Do this:
Collect every line of the records below that contains the word "chevron".

Data entries:
** Start **

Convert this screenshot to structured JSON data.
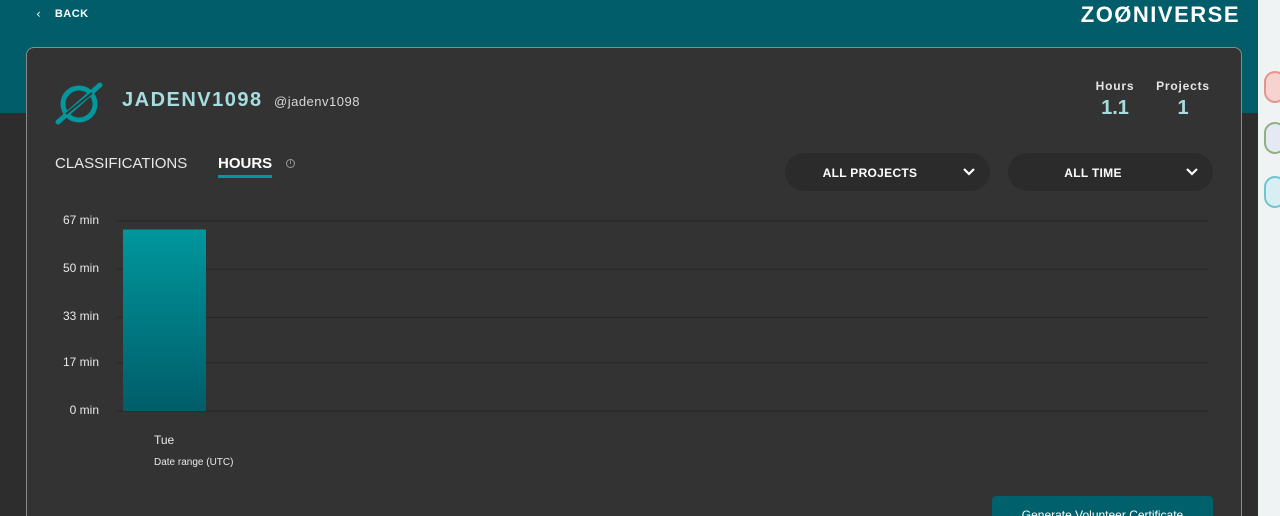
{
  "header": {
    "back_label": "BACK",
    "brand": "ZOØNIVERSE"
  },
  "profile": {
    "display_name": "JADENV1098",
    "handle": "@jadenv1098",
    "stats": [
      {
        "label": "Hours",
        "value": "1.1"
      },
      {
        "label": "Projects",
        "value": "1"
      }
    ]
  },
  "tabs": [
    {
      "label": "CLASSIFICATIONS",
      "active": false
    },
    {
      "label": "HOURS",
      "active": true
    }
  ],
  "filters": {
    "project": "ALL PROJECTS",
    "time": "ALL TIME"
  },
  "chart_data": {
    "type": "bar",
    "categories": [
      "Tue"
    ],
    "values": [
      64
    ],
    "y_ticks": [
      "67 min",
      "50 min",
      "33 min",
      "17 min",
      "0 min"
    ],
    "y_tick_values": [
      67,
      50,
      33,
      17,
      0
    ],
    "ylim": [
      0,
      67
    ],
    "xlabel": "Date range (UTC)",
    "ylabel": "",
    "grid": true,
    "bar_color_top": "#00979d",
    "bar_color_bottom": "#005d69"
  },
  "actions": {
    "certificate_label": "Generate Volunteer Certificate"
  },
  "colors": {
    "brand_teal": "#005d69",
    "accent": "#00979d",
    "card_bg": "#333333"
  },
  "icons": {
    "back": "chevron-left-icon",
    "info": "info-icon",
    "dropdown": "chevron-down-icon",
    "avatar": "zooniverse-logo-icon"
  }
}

** End **
** Start **

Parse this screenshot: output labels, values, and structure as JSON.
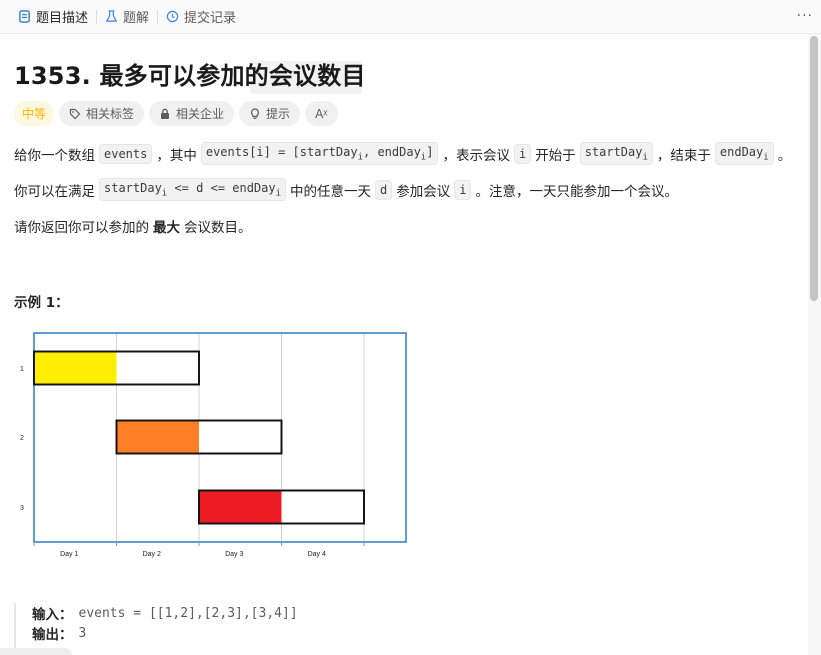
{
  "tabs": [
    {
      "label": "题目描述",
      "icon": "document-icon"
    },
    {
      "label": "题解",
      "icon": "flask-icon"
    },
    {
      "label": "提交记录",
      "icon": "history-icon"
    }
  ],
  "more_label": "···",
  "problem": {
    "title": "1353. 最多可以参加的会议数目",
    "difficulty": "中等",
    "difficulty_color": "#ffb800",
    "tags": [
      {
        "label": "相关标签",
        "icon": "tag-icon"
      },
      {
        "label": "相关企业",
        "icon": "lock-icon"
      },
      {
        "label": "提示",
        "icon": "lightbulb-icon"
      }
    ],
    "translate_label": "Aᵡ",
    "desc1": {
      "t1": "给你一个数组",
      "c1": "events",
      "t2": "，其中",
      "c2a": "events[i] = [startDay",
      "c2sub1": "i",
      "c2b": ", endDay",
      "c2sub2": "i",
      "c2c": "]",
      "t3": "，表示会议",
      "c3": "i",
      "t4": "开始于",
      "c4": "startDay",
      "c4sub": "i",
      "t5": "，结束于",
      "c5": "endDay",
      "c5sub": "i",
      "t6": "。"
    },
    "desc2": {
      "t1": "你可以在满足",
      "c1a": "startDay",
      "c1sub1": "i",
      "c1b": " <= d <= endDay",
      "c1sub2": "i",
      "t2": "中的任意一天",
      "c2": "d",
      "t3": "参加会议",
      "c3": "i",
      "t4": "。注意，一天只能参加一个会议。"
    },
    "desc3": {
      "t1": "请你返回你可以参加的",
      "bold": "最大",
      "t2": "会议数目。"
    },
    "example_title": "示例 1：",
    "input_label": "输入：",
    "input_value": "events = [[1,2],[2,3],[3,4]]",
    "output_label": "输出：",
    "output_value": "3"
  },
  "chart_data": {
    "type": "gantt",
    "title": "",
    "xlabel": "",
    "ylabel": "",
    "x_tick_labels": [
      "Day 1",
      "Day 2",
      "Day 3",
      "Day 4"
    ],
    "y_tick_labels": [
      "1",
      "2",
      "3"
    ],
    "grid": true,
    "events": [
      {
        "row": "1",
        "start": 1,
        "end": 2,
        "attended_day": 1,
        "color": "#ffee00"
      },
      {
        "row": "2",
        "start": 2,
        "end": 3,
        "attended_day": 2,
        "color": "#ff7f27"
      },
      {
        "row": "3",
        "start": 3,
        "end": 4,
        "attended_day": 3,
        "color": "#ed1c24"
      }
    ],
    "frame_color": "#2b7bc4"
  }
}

** End **

Solution below:
    "back": "chevron-left-icon",
    "dropdown": "chevron-down-icon",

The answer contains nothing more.